▶ [EXERCISE AIM]: Filter the records below and copy every line containing the word "lidsonmt".
━━━━━ DATASET
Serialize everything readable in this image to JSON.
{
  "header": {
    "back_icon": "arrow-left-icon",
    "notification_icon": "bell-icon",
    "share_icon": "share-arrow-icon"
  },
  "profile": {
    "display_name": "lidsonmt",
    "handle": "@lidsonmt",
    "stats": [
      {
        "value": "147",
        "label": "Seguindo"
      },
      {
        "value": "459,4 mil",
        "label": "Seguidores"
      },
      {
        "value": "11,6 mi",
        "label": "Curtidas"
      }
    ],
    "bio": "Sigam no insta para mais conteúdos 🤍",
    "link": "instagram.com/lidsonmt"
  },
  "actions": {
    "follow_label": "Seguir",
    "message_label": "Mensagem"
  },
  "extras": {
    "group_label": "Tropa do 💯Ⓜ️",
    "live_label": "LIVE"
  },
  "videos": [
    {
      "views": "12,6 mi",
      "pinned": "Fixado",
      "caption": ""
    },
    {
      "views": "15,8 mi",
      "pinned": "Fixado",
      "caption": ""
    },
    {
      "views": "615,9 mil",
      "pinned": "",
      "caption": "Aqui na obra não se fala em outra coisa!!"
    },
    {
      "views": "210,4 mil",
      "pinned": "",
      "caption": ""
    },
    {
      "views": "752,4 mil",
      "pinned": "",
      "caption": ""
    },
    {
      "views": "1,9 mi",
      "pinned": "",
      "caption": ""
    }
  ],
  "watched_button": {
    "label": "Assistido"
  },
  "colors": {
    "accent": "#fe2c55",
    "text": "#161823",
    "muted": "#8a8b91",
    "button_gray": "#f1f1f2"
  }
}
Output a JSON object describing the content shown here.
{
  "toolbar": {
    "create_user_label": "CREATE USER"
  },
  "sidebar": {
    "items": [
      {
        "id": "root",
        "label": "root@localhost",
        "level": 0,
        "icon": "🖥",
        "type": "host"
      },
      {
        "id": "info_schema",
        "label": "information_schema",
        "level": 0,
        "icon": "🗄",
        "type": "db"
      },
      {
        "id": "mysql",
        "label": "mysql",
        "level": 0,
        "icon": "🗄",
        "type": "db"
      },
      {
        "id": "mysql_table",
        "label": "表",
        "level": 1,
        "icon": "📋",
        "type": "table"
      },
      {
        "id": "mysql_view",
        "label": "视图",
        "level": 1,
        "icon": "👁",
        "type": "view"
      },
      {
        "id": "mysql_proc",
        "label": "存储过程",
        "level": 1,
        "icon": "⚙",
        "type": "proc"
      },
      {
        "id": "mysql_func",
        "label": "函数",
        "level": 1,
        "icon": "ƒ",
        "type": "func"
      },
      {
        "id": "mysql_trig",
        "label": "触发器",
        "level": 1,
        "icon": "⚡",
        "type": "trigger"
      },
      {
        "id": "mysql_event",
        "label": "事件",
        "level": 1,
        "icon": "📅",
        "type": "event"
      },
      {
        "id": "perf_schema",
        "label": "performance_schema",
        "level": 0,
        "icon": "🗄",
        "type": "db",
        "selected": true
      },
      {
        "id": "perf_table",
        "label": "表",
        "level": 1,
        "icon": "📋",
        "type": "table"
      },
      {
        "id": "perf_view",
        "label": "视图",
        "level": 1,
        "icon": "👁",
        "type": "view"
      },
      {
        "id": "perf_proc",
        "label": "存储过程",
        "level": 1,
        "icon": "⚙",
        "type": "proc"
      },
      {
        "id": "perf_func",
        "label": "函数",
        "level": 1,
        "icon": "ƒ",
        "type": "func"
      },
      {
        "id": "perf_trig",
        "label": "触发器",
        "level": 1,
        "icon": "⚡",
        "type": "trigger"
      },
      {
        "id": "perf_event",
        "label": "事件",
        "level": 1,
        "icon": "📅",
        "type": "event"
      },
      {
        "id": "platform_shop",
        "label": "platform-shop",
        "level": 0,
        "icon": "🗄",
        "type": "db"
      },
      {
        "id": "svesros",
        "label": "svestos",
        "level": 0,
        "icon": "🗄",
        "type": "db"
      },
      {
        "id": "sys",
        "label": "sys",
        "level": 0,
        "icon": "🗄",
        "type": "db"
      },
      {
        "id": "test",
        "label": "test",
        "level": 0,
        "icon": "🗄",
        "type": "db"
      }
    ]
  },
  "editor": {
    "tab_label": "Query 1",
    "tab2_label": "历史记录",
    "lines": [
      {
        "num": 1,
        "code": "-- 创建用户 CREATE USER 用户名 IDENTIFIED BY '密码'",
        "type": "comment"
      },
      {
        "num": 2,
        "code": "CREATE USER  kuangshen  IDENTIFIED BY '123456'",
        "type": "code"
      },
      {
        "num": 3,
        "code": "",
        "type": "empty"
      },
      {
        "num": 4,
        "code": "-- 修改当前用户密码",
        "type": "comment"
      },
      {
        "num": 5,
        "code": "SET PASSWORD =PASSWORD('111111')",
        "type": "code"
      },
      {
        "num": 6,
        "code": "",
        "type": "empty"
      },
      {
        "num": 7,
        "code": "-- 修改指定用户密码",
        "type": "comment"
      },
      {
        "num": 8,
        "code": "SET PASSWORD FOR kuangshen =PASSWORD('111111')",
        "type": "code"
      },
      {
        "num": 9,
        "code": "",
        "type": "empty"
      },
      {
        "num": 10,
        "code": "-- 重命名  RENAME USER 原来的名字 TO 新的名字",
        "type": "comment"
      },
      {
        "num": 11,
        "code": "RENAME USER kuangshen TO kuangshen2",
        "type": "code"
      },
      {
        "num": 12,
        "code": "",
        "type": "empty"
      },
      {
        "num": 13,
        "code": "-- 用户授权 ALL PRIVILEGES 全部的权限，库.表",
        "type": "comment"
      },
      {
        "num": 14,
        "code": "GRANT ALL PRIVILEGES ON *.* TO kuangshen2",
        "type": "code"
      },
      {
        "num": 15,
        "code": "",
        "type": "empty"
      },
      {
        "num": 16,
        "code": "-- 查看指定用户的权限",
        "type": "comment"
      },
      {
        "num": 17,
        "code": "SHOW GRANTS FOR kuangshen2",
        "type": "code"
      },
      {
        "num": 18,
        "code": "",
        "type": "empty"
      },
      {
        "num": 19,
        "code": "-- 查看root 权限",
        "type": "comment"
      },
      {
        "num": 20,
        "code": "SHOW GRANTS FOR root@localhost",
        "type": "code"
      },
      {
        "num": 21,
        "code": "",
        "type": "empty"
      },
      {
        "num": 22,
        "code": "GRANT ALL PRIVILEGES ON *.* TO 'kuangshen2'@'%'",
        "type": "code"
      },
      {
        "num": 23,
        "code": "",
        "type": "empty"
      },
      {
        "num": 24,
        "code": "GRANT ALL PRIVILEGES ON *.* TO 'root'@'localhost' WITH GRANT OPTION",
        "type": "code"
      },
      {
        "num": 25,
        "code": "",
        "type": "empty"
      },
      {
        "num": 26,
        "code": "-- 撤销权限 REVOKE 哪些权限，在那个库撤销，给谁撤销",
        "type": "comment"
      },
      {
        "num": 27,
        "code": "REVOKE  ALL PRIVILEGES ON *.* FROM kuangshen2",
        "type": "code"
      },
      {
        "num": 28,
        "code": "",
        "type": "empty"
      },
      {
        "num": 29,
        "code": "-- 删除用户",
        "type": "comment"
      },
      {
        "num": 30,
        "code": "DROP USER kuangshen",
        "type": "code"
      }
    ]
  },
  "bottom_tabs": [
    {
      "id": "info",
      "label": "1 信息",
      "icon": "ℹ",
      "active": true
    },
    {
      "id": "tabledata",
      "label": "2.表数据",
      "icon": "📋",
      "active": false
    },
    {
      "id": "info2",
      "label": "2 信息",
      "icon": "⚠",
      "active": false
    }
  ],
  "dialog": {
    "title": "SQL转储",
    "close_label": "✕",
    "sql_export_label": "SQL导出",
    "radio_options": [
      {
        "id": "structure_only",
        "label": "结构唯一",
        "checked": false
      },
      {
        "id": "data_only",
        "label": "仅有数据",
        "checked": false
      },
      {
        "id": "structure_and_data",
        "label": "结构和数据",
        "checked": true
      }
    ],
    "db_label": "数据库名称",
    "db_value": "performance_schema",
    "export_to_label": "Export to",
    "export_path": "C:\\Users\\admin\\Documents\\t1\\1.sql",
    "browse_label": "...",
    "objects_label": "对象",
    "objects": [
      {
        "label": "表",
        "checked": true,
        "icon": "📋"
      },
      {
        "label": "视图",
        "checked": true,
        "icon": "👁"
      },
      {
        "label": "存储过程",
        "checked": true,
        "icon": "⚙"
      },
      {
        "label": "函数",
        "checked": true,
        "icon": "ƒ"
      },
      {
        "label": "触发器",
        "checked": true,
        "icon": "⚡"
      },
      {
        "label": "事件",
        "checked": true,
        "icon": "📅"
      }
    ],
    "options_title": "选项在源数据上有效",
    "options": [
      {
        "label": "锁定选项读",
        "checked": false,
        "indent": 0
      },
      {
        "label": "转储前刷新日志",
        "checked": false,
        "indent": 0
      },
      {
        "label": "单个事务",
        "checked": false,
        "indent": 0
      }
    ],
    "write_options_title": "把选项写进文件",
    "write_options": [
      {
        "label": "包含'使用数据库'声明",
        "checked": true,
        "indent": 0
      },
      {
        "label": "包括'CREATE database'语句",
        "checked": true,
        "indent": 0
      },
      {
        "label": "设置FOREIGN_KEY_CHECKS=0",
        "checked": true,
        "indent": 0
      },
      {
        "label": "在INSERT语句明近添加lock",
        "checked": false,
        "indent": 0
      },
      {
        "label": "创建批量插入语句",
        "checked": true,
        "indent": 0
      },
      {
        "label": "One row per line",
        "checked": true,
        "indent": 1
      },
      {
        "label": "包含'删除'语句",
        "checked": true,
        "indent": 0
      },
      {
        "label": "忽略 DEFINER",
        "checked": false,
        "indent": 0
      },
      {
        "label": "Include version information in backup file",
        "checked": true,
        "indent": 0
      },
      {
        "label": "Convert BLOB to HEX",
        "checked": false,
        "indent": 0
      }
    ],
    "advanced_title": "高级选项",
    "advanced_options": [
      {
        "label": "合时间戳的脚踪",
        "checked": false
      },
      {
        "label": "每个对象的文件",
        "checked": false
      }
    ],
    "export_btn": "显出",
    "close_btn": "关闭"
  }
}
━━━━━━━━━━
▶ [SOLUTION TO THIS EXERCISE]:
    "display_name": "lidsonmt",
    "handle": "@lidsonmt",
    "link": "instagram.com/lidsonmt"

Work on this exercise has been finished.